DATA EXCERPTS —
Begin

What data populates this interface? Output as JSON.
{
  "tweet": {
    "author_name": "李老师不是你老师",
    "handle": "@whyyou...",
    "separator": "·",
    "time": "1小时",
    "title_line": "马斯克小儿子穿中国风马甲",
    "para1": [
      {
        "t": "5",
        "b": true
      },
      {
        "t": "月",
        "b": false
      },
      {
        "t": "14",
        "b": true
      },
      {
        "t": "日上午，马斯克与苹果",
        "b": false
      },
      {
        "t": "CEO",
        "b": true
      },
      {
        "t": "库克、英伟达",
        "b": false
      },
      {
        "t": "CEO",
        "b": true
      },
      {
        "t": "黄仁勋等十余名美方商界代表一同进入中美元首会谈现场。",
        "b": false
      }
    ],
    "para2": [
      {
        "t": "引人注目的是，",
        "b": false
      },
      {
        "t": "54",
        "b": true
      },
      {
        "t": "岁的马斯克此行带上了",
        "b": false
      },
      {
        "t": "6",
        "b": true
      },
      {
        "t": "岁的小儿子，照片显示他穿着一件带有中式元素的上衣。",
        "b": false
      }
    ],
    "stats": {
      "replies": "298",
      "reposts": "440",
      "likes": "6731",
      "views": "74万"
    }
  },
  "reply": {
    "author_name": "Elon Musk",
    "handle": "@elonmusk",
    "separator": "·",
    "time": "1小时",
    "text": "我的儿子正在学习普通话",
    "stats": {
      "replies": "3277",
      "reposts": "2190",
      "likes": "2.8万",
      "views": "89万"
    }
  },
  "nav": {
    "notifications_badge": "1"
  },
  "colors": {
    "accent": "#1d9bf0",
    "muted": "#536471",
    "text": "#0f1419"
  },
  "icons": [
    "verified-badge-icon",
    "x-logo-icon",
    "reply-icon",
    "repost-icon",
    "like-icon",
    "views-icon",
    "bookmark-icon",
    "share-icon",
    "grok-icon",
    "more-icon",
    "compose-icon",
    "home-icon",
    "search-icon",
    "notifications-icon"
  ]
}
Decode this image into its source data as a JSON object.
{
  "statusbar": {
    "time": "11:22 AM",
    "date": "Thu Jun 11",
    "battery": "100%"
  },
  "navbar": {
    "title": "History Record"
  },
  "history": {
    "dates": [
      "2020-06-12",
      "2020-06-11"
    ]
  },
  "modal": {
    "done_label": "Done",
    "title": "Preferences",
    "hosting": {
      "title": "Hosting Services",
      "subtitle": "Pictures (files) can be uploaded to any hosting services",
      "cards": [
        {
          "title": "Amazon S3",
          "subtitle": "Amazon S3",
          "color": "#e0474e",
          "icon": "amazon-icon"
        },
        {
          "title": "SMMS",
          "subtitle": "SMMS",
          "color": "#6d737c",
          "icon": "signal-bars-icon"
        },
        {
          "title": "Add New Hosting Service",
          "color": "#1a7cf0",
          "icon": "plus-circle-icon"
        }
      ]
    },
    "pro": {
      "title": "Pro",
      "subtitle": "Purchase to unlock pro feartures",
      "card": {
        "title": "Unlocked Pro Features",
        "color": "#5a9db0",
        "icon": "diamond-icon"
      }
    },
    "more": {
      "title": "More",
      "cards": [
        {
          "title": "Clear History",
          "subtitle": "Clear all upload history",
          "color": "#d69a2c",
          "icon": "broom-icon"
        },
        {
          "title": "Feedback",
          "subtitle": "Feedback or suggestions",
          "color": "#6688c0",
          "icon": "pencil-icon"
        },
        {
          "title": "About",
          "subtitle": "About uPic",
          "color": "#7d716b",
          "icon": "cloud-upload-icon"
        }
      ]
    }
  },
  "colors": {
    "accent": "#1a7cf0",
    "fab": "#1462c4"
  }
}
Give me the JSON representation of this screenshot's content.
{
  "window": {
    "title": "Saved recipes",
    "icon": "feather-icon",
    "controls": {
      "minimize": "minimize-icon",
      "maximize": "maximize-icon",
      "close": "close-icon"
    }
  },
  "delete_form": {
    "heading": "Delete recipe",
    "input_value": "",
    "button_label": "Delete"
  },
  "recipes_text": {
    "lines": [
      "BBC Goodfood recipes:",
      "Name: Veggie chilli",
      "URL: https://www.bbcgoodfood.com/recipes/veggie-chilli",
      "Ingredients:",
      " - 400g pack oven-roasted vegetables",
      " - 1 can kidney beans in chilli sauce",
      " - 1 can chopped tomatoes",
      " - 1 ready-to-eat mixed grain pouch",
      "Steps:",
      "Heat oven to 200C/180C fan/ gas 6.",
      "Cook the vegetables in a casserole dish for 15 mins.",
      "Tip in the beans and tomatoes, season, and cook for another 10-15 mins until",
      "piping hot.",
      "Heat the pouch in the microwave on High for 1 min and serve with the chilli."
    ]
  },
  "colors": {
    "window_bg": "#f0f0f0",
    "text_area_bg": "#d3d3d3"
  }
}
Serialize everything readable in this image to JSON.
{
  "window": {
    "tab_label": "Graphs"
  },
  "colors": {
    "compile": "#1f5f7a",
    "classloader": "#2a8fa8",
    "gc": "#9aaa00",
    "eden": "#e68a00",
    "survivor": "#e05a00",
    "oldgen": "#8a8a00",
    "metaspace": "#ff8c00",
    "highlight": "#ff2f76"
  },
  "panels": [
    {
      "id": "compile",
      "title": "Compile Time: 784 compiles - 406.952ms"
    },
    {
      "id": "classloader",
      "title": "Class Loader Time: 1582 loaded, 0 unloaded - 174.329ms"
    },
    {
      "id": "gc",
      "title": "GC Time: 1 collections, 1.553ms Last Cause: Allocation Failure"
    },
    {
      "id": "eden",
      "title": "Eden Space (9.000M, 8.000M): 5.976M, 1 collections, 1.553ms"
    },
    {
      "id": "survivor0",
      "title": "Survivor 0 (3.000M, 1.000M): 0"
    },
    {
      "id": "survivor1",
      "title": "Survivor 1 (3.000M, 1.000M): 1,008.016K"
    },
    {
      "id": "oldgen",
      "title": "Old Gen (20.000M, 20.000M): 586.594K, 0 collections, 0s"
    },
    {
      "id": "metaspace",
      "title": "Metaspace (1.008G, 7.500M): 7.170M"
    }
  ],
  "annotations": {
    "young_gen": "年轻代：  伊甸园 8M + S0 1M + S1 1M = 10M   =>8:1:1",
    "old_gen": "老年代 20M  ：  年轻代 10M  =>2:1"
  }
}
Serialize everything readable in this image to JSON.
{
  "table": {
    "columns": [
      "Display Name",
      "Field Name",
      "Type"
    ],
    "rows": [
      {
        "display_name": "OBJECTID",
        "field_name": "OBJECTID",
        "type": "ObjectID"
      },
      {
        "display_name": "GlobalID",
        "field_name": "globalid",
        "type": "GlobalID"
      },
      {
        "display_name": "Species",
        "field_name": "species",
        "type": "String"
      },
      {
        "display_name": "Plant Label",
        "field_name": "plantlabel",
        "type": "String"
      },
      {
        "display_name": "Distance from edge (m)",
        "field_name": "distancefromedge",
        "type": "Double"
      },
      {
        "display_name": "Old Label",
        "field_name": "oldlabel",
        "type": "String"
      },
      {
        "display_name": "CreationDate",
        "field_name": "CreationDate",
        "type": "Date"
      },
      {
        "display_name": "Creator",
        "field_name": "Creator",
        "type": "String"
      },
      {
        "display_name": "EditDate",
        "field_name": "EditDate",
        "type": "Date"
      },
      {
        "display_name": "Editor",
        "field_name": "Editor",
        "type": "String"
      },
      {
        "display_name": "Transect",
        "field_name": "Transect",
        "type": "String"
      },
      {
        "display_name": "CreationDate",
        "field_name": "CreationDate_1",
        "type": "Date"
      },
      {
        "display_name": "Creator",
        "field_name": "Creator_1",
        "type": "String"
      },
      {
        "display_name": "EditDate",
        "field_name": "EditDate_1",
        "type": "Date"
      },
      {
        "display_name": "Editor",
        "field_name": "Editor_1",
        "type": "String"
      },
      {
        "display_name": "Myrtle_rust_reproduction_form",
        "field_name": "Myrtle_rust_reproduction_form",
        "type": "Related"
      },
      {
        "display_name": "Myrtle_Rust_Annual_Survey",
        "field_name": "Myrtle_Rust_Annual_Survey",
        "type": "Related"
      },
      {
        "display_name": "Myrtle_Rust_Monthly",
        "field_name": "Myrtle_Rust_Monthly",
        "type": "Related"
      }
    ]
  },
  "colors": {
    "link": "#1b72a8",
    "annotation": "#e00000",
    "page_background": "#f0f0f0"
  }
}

End

TASK GOAL — Every line in the data above that contains "chilli" needs to be copied.

FINAL RESULT —
      "Name: Veggie chilli",
      "URL: https://www.bbcgoodfood.com/recipes/veggie-chilli",
      " - 1 can kidney beans in chilli sauce",
      "Heat the pouch in the microwave on High for 1 min and serve with the chilli."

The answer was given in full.